Brief: Read the records below. Copy each line where the string "Mlle" occurs.

[Stored entries]
_ _ _ _ _ _ _

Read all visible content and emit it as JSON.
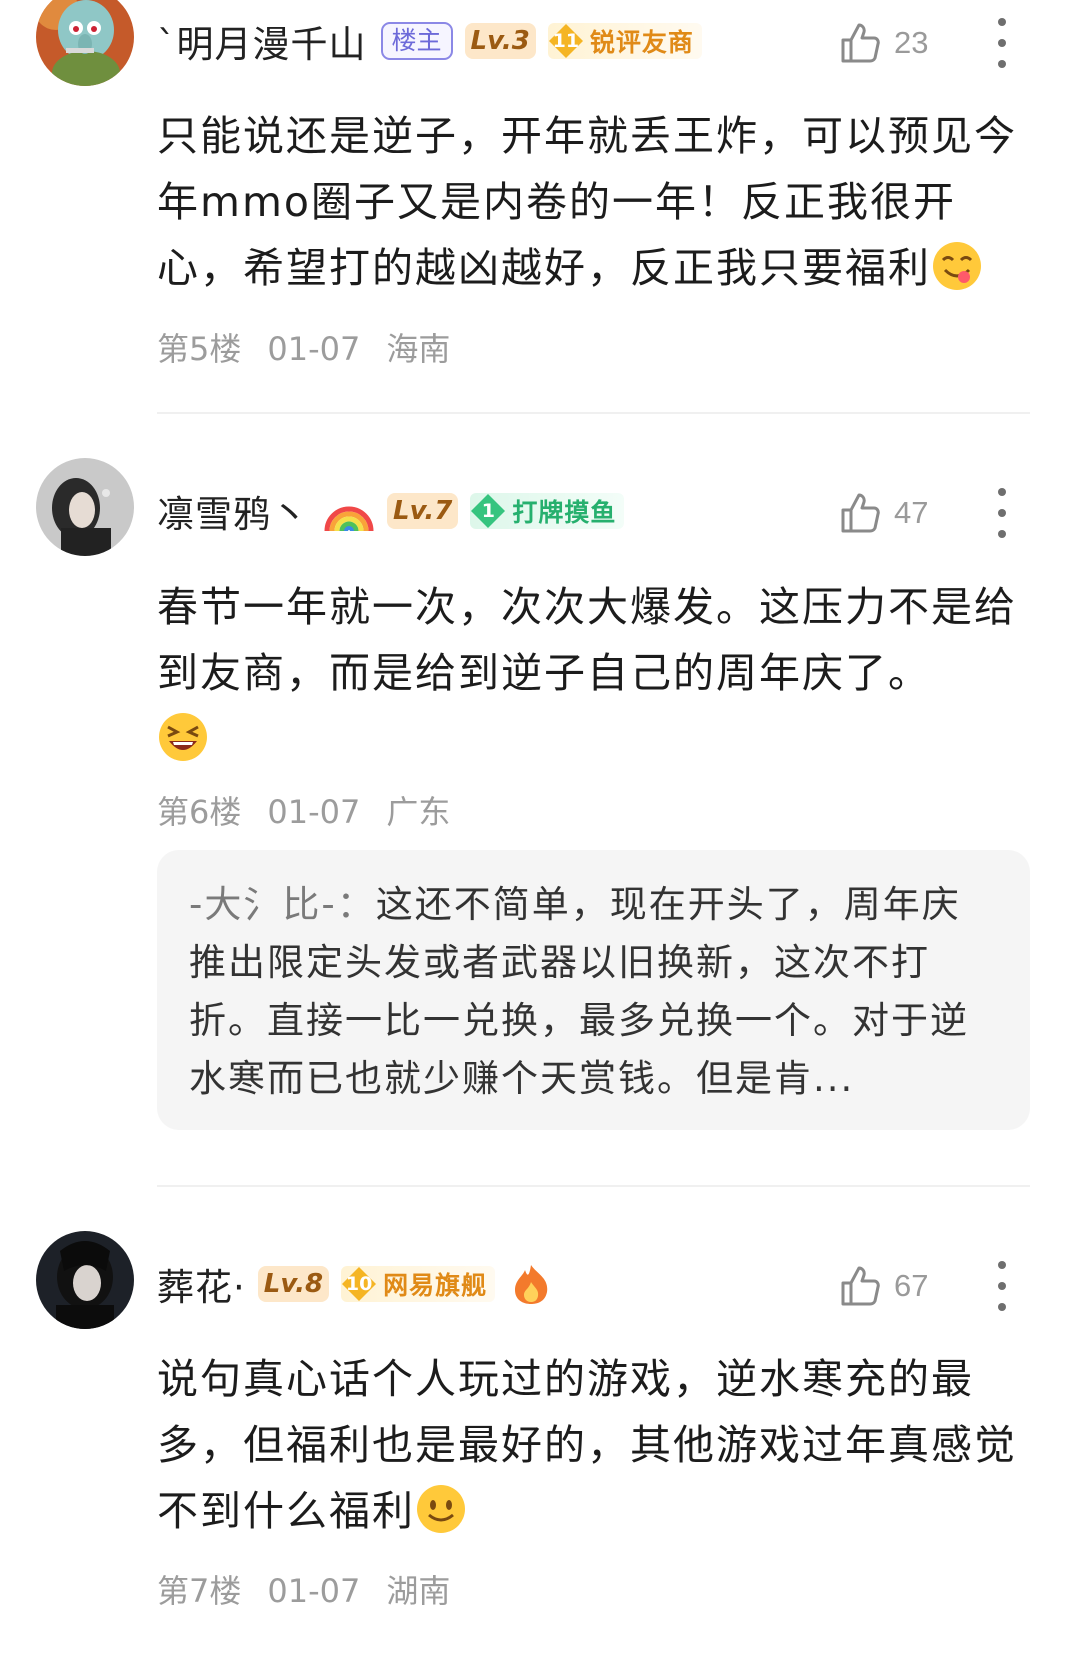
{
  "comments": [
    {
      "username": "`明月漫千山",
      "owner_badge": "楼主",
      "level": "Lv.3",
      "medal_level": "11",
      "medal_text": "锐评友商",
      "likes": "23",
      "text": "只能说还是逆子，开年就丢王炸，可以预见今年mmo圈子又是内卷的一年！反正我很开心，希望打的越凶越好，反正我只要福利",
      "floor": "第5楼",
      "date": "01-07",
      "location": "海南"
    },
    {
      "username": "凛雪鸦丶",
      "level": "Lv.7",
      "medal_level": "1",
      "medal_text": "打牌摸鱼",
      "likes": "47",
      "text": "春节一年就一次，次次大爆发。这压力不是给到友商，而是给到逆子自己的周年庆了。",
      "floor": "第6楼",
      "date": "01-07",
      "location": "广东",
      "reply": {
        "author": "-大氵比-：",
        "text": "这还不简单，现在开头了，周年庆推出限定头发或者武器以旧换新，这次不打折。直接一比一兑换，最多兑换一个。对于逆水寒而已也就少赚个天赏钱。但是肯..."
      }
    },
    {
      "username": "葬花·",
      "level": "Lv.8",
      "medal_level": "10",
      "medal_text": "网易旗舰",
      "likes": "67",
      "text": "说句真心话个人玩过的游戏，逆水寒充的最多，但福利也是最好的，其他游戏过年真感觉不到什么福利",
      "floor": "第7楼",
      "date": "01-07",
      "location": "湖南"
    }
  ],
  "colors": {
    "owner_badge": "#6d6ad9",
    "level_badge": "#9b5a12",
    "gold_medal": "#e08a17",
    "green_medal": "#26b06e",
    "meta_text": "#9c9c9c"
  },
  "icons": [
    "like-icon",
    "more-icon",
    "rainbow-icon",
    "fire-icon",
    "yum-emoji",
    "laugh-emoji",
    "smile-emoji"
  ]
}
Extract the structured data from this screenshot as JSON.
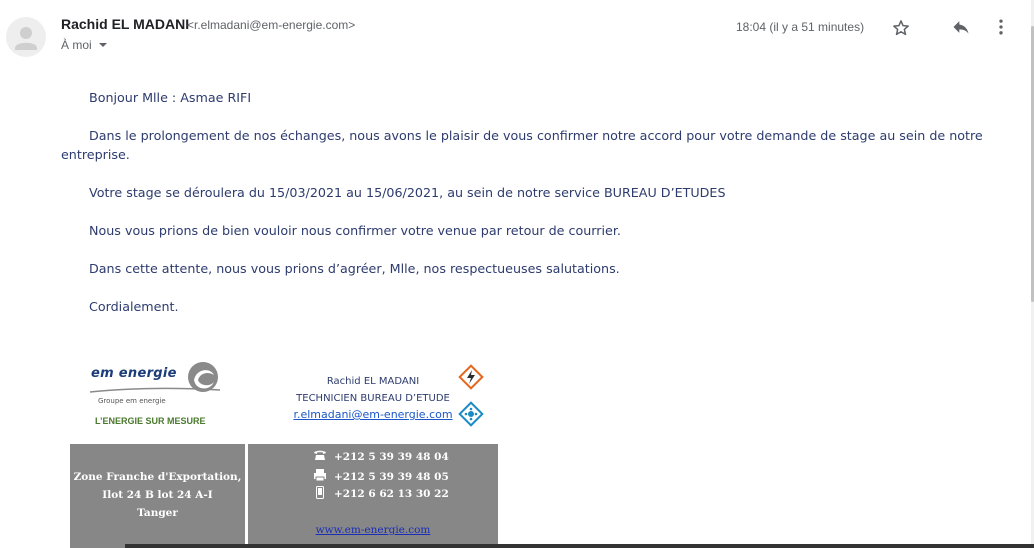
{
  "header": {
    "sender_name": "Rachid EL MADANI",
    "sender_email": "<r.elmadani@em-energie.com>",
    "recipient": "À moi",
    "timestamp": "18:04 (il y a 51 minutes)"
  },
  "icons": {
    "avatar": "person-icon",
    "star": "star-icon",
    "reply": "reply-icon",
    "more": "more-vert-icon",
    "caret": "chevron-down-icon"
  },
  "body": {
    "greeting": "Bonjour Mlle : Asmae RIFI",
    "paragraph_1": "Dans le prolongement de nos échanges, nous avons le plaisir de vous confirmer notre accord pour votre demande de stage au sein de notre entreprise.",
    "paragraph_2": "Votre stage se déroulera du 15/03/2021 au 15/06/2021, au sein de notre service BUREAU D’ETUDES",
    "paragraph_3": "Nous vous prions de bien vouloir nous confirmer votre venue par retour de courrier.",
    "paragraph_4": "Dans cette attente, nous vous prions d’agréer, Mlle, nos respectueuses salutations.",
    "closing": "Cordialement."
  },
  "signature": {
    "logo_text": "em energie",
    "logo_group": "Groupe em energie",
    "logo_tagline": "L’ENERGIE SUR MESURE",
    "name": "Rachid EL MADANI",
    "title": "TECHNICIEN BUREAU D’ETUDE",
    "email": "r.elmadani@em-energie.com",
    "address_line_1": "Zone Franche d'Exportation,",
    "address_line_2": "Ilot 24 B lot 24 A-I",
    "address_line_3": "Tanger",
    "phone": "+212 5 39 39 48 04",
    "fax": "+212 5 39 39 48 05",
    "mobile": "+212 6 62 13 30 22",
    "website": "www.em-energie.com"
  },
  "colors": {
    "body_text": "#2d3b6e",
    "link": "#1a56c8",
    "signature_box": "#878787",
    "logo_blue": "#1c3d7a",
    "tagline_green": "#4a7a2c",
    "icon_orange": "#e5671d",
    "icon_blue": "#1b8bc4"
  }
}
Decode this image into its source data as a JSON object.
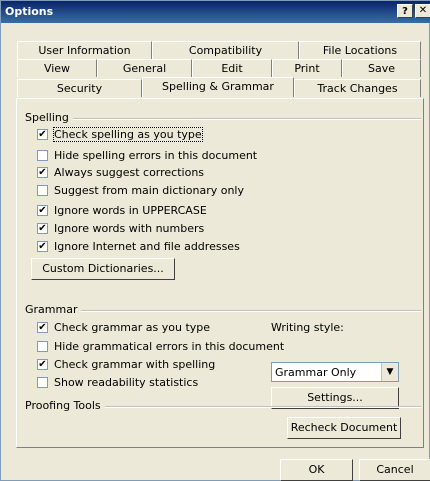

_ _ _ _ _ _ _

Result of the exercise:
    "greeting": "Bonjour Mlle : Asmae RIFI",
    "paragraph_4": "Dans cette attente, nous vous prions d’agréer, Mlle, nos respectueuses salutations.",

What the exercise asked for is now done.